Copy every entry word for word. Skip the pictures.

********

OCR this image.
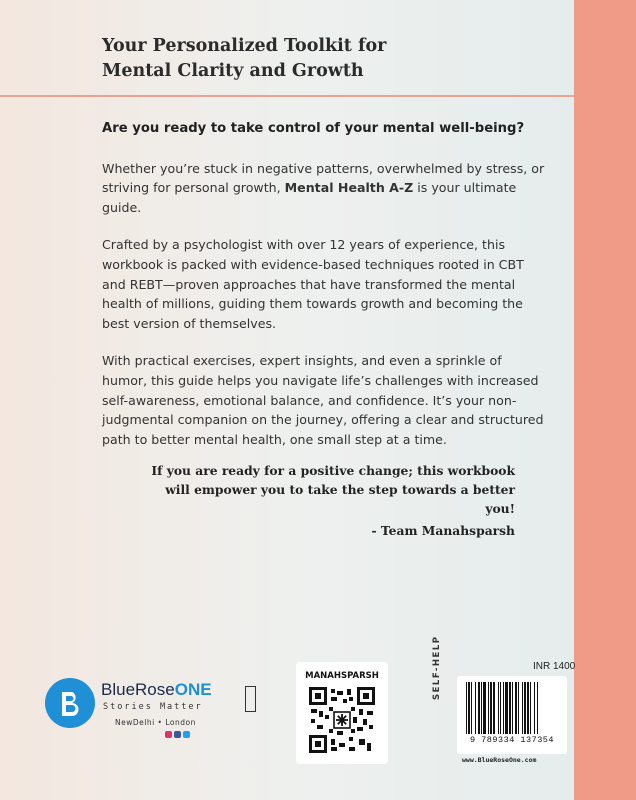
Your Personalized Toolkit for
Mental Clarity and Growth

Are you ready to take control of your mental well-being?

Whether you’re stuck in negative patterns, overwhelmed by stress, or striving for personal growth, Mental Health A-Z is your ultimate guide.

Crafted by a psychologist with over 12 years of experience, this workbook is packed with evidence-based techniques rooted in CBT and REBT—proven approaches that have transformed the mental health of millions, guiding them towards growth and becoming the best version of themselves.

With practical exercises, expert insights, and even a sprinkle of humor, this guide helps you navigate life’s challenges with increased self-awareness, emotional balance, and confidence. It’s your non-judgmental companion on the journey, offering a clear and structured path to better mental health, one small step at a time.

If you are ready for a positive change; this workbook
will empower you to take the step towards a better you!
- Team Manahsparsh
BlueRoseONE
Stories Matter
NewDelhi • London
MANAHSPARSH
INR 1400
SELF-HELP
9 789334 137354
www.BlueRoseOne.com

********

-- RESULT OF THE EXERCISE --
OCR this image.
Your Personalized Toolkit for
Mental Clarity and Growth

Are you ready to take control of your mental well-being?

Whether you’re stuck in negative patterns, overwhelmed by stress, or striving for personal growth, Mental Health A-Z is your ultimate guide.

Crafted by a psychologist with over 12 years of experience, this workbook is packed with evidence-based techniques rooted in CBT and REBT—proven approaches that have transformed the mental health of millions, guiding them towards growth and becoming the best version of themselves.

With practical exercises, expert insights, and even a sprinkle of humor, this guide helps you navigate life’s challenges with increased self-awareness, emotional balance, and confidence. It’s your non-judgmental companion on the journey, offering a clear and structured path to better mental health, one small step at a time.

If you are ready for a positive change; this workbook
will empower you to take the step towards a better you!
- Team Manahsparsh
BlueRoseONE
Stories Matter
NewDelhi • London
MANAHSPARSH
INR 1400
SELF-HELP
9 789334 137354
www.BlueRoseOne.com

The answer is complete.